EXERCISE: Reproduce the material below line for line, keeping every character unchanged.

INPUT MATERIAL:
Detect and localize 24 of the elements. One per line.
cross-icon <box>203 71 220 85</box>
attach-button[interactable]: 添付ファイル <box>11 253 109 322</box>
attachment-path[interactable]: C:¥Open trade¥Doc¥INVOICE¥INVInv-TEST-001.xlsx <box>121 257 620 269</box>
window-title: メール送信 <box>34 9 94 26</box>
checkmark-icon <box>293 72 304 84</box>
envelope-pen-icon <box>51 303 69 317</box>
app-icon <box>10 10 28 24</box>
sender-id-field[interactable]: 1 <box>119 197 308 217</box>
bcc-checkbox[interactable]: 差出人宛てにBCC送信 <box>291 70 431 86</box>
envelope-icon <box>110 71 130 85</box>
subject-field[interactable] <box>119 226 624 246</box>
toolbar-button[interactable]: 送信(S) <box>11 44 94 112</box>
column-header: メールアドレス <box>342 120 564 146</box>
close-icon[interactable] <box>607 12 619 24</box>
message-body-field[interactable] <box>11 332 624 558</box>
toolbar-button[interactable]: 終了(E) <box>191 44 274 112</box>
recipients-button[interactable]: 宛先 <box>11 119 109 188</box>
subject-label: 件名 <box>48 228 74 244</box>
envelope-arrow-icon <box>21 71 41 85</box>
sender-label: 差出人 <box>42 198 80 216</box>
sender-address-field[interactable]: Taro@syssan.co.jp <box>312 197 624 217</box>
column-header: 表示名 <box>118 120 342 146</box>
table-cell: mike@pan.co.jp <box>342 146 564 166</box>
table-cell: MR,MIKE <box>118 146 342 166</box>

PROBLEM SOLUTION:
Detect and localize 24 of the elements. One per line.
cross-icon <box>203 71 220 85</box>
attach-button[interactable]: 添付ファイル <box>11 253 109 322</box>
attachment-path[interactable]: C:¥Open trade¥Doc¥INVOICE¥INVInv-TEST-001.xlsx <box>121 257 620 269</box>
window-title: メール送信 <box>34 9 94 26</box>
checkmark-icon <box>293 72 304 84</box>
envelope-pen-icon <box>51 303 69 317</box>
app-icon <box>10 10 28 24</box>
sender-id-field[interactable]: 1 <box>119 197 308 217</box>
bcc-checkbox[interactable]: 差出人宛てにBCC送信 <box>291 70 431 86</box>
envelope-icon <box>110 71 130 85</box>
subject-field[interactable] <box>119 226 624 246</box>
toolbar-button[interactable]: 送信(S) <box>11 44 94 112</box>
column-header: メールアドレス <box>342 120 564 146</box>
close-icon[interactable] <box>607 12 619 24</box>
message-body-field[interactable] <box>11 332 624 558</box>
toolbar-button[interactable]: 終了(E) <box>191 44 274 112</box>
recipients-button[interactable]: 宛先 <box>11 119 109 188</box>
subject-label: 件名 <box>48 228 74 244</box>
envelope-arrow-icon <box>21 71 41 85</box>
sender-label: 差出人 <box>42 198 80 216</box>
sender-address-field[interactable]: Taro@syssan.co.jp <box>312 197 624 217</box>
column-header: 表示名 <box>118 120 342 146</box>
table-cell: mike@pan.co.jp <box>342 146 564 166</box>
table-cell: MR,MIKE <box>118 146 342 166</box>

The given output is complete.